[Data records]
# # # # #
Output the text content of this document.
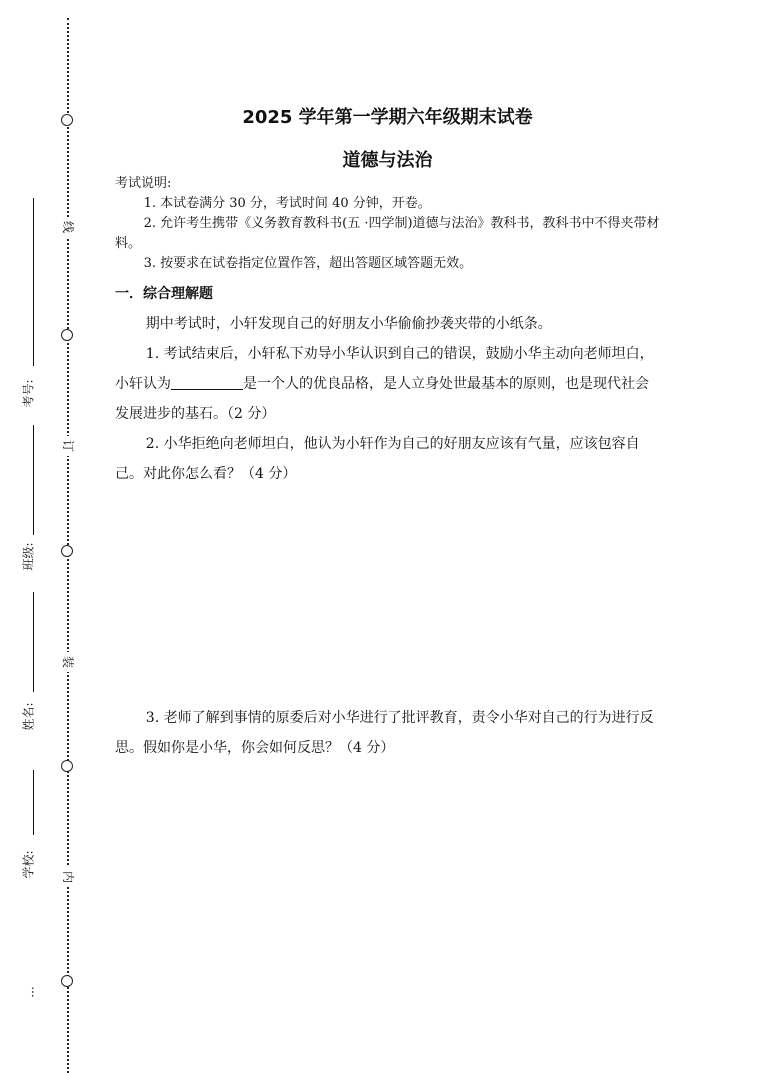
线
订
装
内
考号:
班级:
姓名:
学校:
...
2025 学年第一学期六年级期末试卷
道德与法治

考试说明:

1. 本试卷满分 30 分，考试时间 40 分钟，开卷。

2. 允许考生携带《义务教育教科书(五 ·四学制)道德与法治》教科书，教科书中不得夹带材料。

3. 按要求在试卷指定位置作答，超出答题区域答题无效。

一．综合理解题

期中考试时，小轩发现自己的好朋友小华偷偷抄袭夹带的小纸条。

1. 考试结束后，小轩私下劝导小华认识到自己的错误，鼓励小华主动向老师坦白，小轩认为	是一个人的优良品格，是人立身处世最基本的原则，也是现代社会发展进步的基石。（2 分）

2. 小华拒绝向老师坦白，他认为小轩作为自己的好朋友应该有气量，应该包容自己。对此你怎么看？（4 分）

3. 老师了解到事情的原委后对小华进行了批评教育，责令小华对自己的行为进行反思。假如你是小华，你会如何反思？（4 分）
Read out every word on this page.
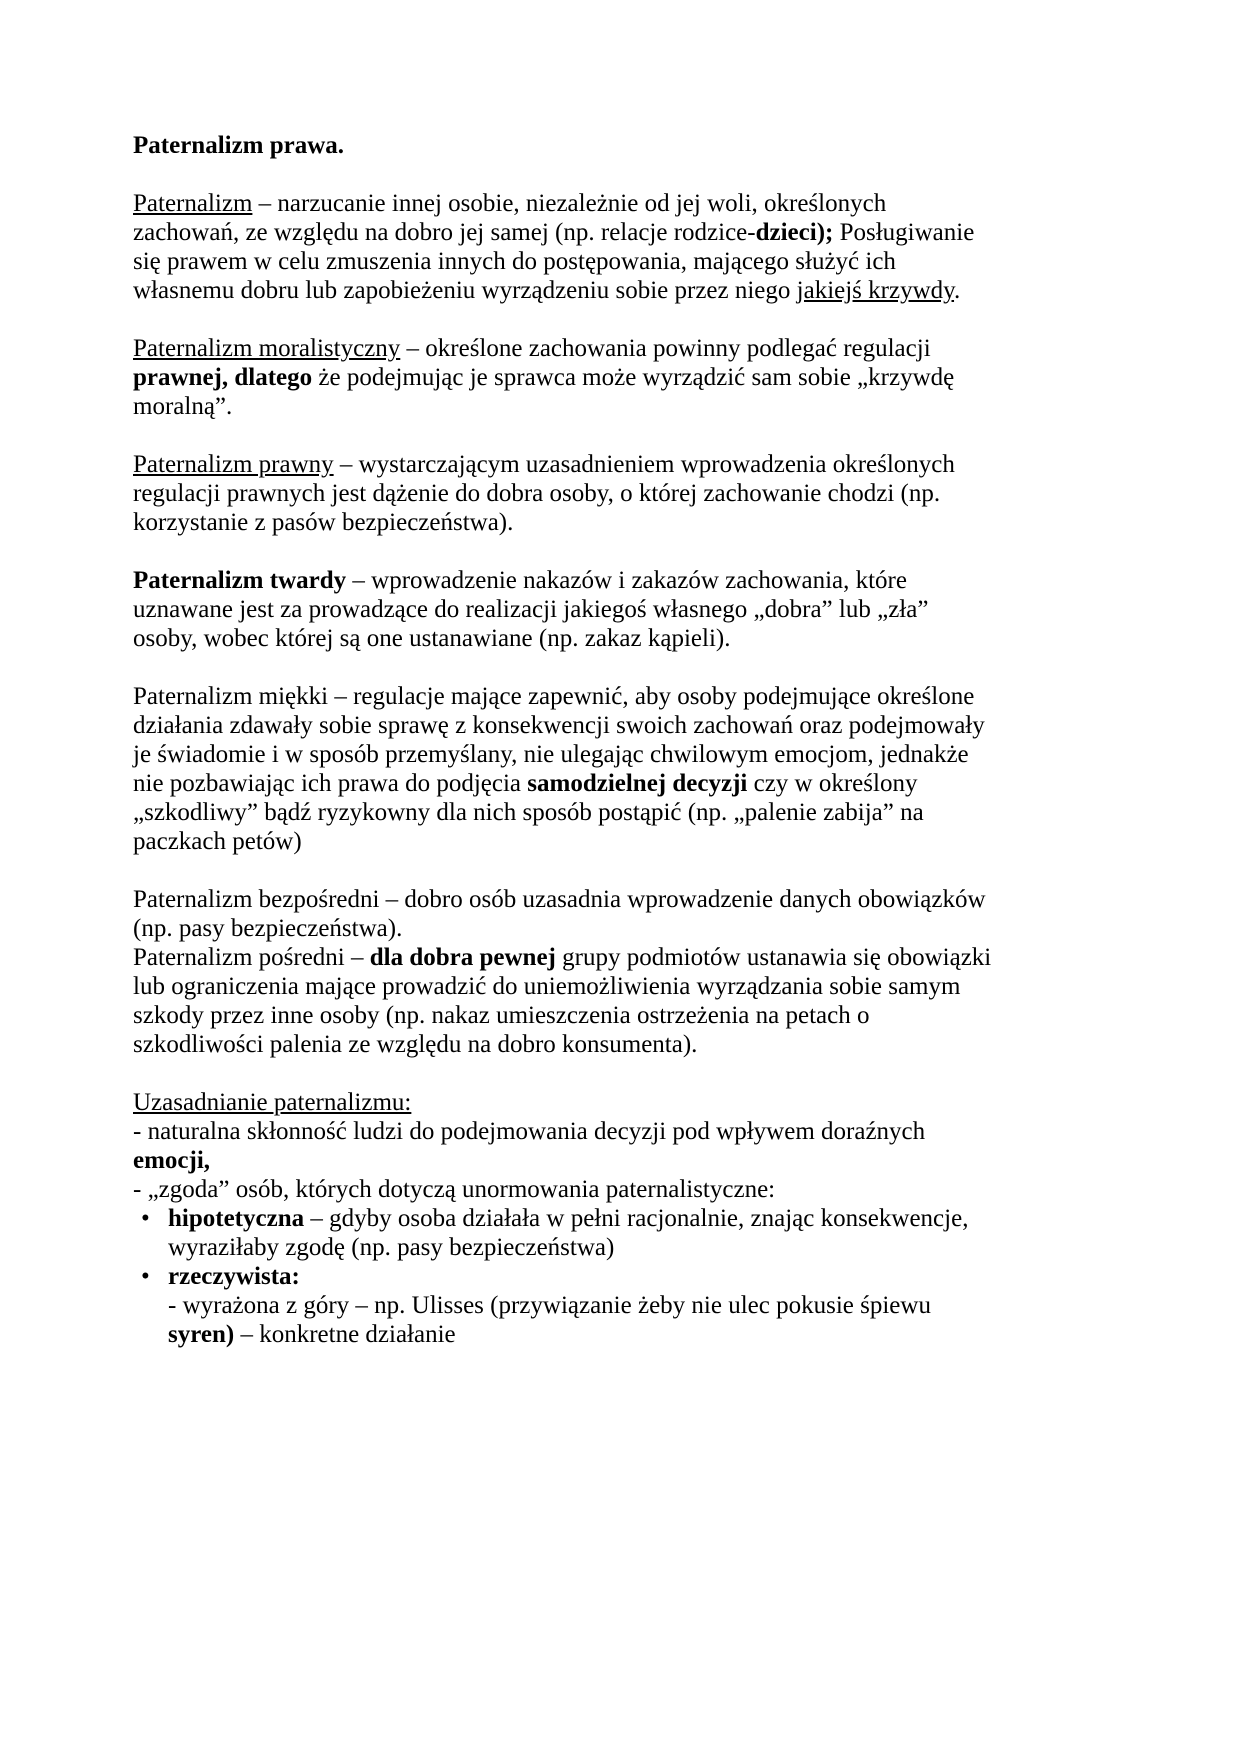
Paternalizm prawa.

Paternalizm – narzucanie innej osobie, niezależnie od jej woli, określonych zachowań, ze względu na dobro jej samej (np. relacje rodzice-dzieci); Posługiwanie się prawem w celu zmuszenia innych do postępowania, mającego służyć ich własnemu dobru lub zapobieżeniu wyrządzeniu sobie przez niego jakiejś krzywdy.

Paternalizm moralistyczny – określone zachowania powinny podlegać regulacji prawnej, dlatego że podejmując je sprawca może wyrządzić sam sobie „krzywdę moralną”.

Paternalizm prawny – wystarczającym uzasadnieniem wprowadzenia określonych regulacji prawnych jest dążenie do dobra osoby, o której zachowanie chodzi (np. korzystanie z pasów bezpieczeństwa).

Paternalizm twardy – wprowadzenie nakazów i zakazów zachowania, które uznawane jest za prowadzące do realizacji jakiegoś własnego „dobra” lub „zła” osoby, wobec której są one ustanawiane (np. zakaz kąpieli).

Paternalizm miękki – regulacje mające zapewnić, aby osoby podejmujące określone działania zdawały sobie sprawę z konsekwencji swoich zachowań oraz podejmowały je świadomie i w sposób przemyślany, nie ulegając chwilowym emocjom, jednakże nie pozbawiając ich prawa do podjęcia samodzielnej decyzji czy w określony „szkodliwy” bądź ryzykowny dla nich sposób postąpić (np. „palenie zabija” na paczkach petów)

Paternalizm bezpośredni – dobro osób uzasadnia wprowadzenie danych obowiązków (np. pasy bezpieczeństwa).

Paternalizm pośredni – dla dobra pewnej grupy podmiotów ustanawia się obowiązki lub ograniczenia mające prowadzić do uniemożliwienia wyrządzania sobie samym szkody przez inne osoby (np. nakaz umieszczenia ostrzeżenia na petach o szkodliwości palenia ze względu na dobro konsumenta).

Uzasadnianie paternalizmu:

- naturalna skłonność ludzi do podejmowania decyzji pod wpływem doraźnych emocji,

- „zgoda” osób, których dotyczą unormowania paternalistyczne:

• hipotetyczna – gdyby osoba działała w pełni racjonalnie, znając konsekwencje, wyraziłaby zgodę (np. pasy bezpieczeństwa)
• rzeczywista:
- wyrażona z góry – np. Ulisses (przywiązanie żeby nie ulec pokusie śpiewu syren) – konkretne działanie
# # # # #
Retype the whole listing exactly and leave the pictures out.

WRITTEN RESPONSE:
Output the text content of this document.
线
订
装
内
考号:
班级:
姓名:
学校:
...
2025 学年第一学期六年级期末试卷
道德与法治

考试说明:

1. 本试卷满分 30 分，考试时间 40 分钟，开卷。

2. 允许考生携带《义务教育教科书(五 ·四学制)道德与法治》教科书，教科书中不得夹带材料。

3. 按要求在试卷指定位置作答，超出答题区域答题无效。

一．综合理解题

期中考试时，小轩发现自己的好朋友小华偷偷抄袭夹带的小纸条。

1. 考试结束后，小轩私下劝导小华认识到自己的错误，鼓励小华主动向老师坦白，小轩认为	是一个人的优良品格，是人立身处世最基本的原则，也是现代社会发展进步的基石。（2 分）

2. 小华拒绝向老师坦白，他认为小轩作为自己的好朋友应该有气量，应该包容自己。对此你怎么看？（4 分）

3. 老师了解到事情的原委后对小华进行了批评教育，责令小华对自己的行为进行反思。假如你是小华，你会如何反思？（4 分）
Read out every word on this page.
Paternalizm prawa.

Paternalizm – narzucanie innej osobie, niezależnie od jej woli, określonych zachowań, ze względu na dobro jej samej (np. relacje rodzice-dzieci); Posługiwanie się prawem w celu zmuszenia innych do postępowania, mającego służyć ich własnemu dobru lub zapobieżeniu wyrządzeniu sobie przez niego jakiejś krzywdy.

Paternalizm moralistyczny – określone zachowania powinny podlegać regulacji prawnej, dlatego że podejmując je sprawca może wyrządzić sam sobie „krzywdę moralną”.

Paternalizm prawny – wystarczającym uzasadnieniem wprowadzenia określonych regulacji prawnych jest dążenie do dobra osoby, o której zachowanie chodzi (np. korzystanie z pasów bezpieczeństwa).

Paternalizm twardy – wprowadzenie nakazów i zakazów zachowania, które uznawane jest za prowadzące do realizacji jakiegoś własnego „dobra” lub „zła” osoby, wobec której są one ustanawiane (np. zakaz kąpieli).

Paternalizm miękki – regulacje mające zapewnić, aby osoby podejmujące określone działania zdawały sobie sprawę z konsekwencji swoich zachowań oraz podejmowały je świadomie i w sposób przemyślany, nie ulegając chwilowym emocjom, jednakże nie pozbawiając ich prawa do podjęcia samodzielnej decyzji czy w określony „szkodliwy” bądź ryzykowny dla nich sposób postąpić (np. „palenie zabija” na paczkach petów)

Paternalizm bezpośredni – dobro osób uzasadnia wprowadzenie danych obowiązków (np. pasy bezpieczeństwa).

Paternalizm pośredni – dla dobra pewnej grupy podmiotów ustanawia się obowiązki lub ograniczenia mające prowadzić do uniemożliwienia wyrządzania sobie samym szkody przez inne osoby (np. nakaz umieszczenia ostrzeżenia na petach o szkodliwości palenia ze względu na dobro konsumenta).

Uzasadnianie paternalizmu:

- naturalna skłonność ludzi do podejmowania decyzji pod wpływem doraźnych emocji,

- „zgoda” osób, których dotyczą unormowania paternalistyczne:

• hipotetyczna – gdyby osoba działała w pełni racjonalnie, znając konsekwencje, wyraziłaby zgodę (np. pasy bezpieczeństwa)
• rzeczywista:
- wyrażona z góry – np. Ulisses (przywiązanie żeby nie ulec pokusie śpiewu syren) – konkretne działanie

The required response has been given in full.